STATED GOAL: Say how many lines in the data below contain the word "Work", and give no other text.

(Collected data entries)
┄┄┄┄┄┄┄┄┄┄┄┄┄┄┄┄┄┄┄┄
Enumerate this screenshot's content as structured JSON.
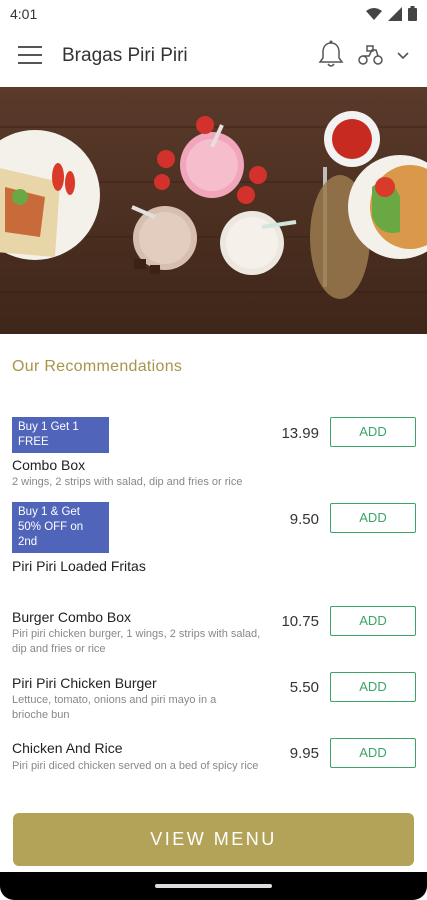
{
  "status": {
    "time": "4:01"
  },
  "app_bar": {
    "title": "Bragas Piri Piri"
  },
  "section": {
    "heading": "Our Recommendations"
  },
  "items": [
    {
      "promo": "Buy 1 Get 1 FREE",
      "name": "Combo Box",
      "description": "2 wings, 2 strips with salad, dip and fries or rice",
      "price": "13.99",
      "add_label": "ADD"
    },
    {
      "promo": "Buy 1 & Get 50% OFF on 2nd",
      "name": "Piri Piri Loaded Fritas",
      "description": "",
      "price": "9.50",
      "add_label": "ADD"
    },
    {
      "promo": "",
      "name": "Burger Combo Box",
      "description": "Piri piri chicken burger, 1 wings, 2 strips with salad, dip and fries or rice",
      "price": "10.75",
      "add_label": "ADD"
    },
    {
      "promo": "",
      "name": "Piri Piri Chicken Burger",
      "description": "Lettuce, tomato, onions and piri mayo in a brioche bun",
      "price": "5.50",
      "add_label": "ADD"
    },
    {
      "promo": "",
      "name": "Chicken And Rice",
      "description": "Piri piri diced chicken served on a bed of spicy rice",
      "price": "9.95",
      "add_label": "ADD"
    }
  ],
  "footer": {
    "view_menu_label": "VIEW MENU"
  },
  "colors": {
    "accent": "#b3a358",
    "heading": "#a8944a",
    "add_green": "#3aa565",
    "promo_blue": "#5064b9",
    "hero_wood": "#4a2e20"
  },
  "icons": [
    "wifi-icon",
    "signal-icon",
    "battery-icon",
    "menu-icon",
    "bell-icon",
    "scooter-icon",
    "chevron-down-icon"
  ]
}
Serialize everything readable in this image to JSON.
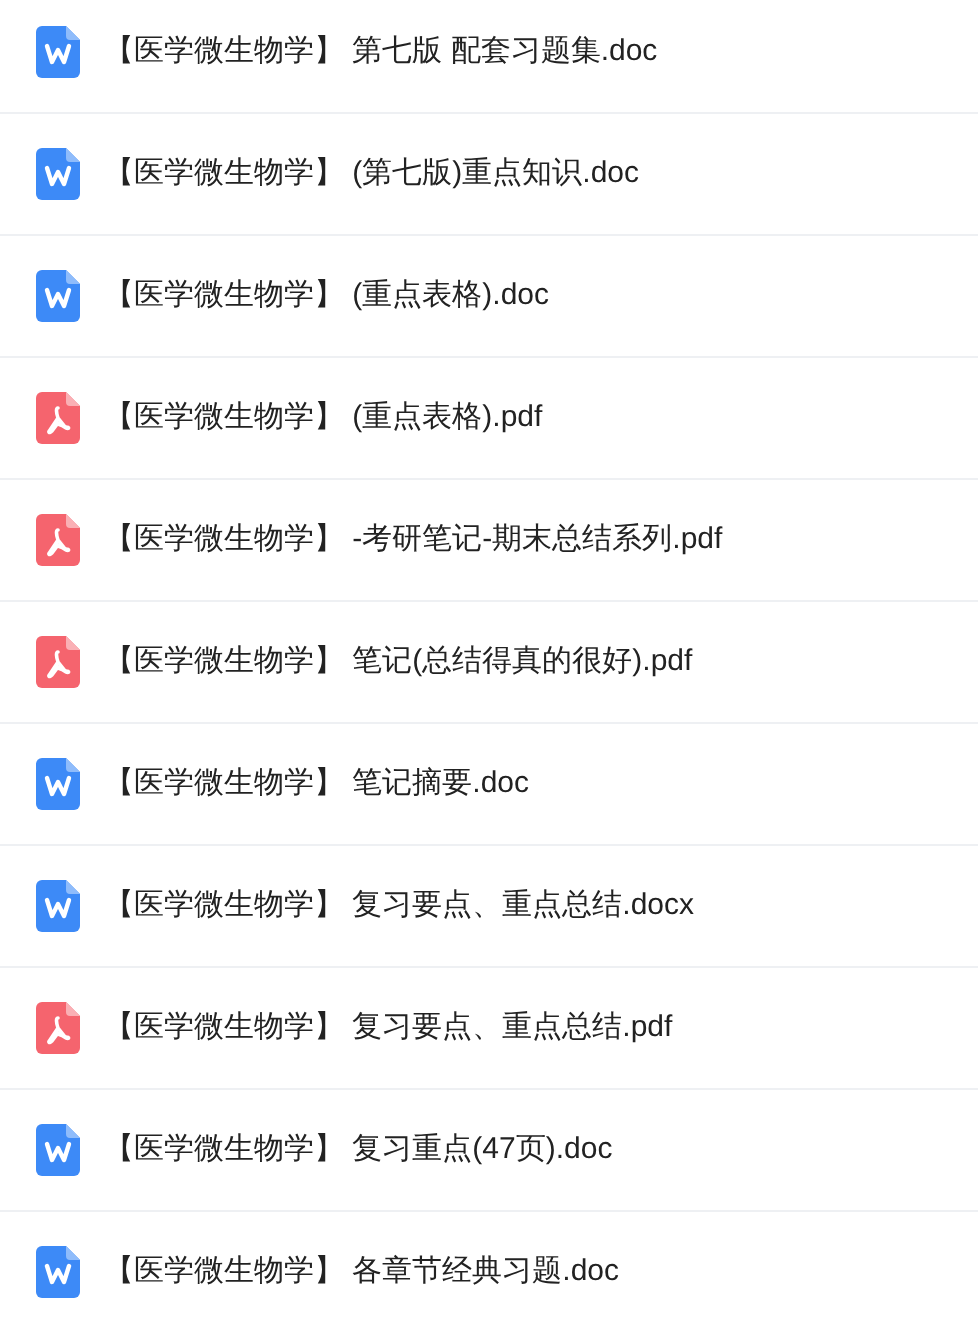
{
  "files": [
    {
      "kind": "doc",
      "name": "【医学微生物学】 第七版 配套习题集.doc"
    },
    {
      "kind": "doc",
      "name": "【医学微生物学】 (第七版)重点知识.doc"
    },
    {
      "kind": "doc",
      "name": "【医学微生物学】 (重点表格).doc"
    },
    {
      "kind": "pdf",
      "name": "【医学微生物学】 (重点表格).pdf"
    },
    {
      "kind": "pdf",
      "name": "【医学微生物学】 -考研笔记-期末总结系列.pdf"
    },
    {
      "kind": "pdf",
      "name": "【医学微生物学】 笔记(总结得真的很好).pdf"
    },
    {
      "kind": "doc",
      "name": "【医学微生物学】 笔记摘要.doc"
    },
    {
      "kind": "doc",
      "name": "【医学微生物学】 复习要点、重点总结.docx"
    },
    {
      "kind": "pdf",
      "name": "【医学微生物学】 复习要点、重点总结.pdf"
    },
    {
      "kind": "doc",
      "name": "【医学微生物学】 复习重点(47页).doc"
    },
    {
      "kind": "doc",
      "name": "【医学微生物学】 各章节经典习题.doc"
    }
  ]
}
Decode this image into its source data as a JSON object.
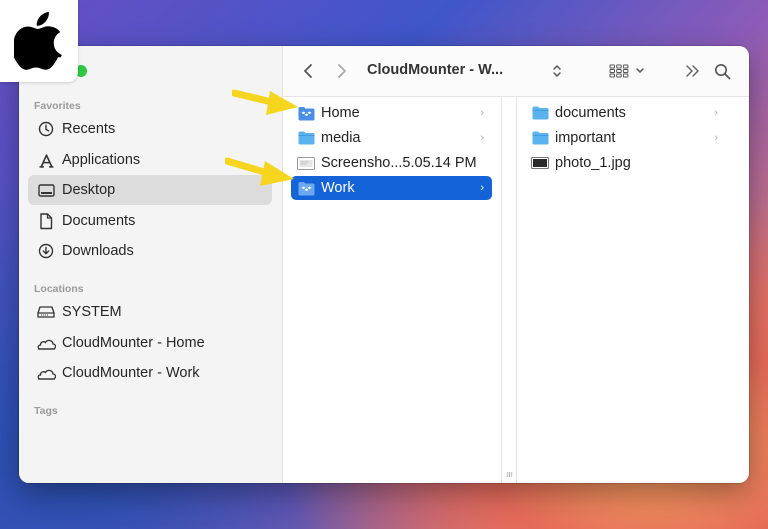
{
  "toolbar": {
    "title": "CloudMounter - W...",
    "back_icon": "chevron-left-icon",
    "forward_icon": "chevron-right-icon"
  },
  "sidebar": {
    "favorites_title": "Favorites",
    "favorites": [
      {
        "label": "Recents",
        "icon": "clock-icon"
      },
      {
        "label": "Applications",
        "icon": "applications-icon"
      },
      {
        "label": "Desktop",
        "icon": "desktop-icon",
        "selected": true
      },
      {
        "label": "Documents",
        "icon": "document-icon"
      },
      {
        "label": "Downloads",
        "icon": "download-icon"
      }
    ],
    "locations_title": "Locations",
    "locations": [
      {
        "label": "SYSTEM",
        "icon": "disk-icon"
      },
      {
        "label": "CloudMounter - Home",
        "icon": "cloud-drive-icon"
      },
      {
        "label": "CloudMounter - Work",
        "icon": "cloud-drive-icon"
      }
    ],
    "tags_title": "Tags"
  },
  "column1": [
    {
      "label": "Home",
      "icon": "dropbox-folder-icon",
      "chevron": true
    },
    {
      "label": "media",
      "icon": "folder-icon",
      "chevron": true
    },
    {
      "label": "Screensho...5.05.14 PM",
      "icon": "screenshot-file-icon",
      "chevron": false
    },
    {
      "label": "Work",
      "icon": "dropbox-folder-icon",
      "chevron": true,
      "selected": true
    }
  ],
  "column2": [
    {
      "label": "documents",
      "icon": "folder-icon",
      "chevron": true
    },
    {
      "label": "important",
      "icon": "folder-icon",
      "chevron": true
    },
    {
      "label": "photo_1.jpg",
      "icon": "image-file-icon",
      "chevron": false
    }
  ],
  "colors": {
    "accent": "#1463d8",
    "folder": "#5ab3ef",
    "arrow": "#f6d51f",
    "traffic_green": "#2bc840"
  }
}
┄┄┄┄┄┄┄┄┄┄┄┄┄┄┄┄┄┄┄┄
SOLUTION TO THE EXERCISE: 2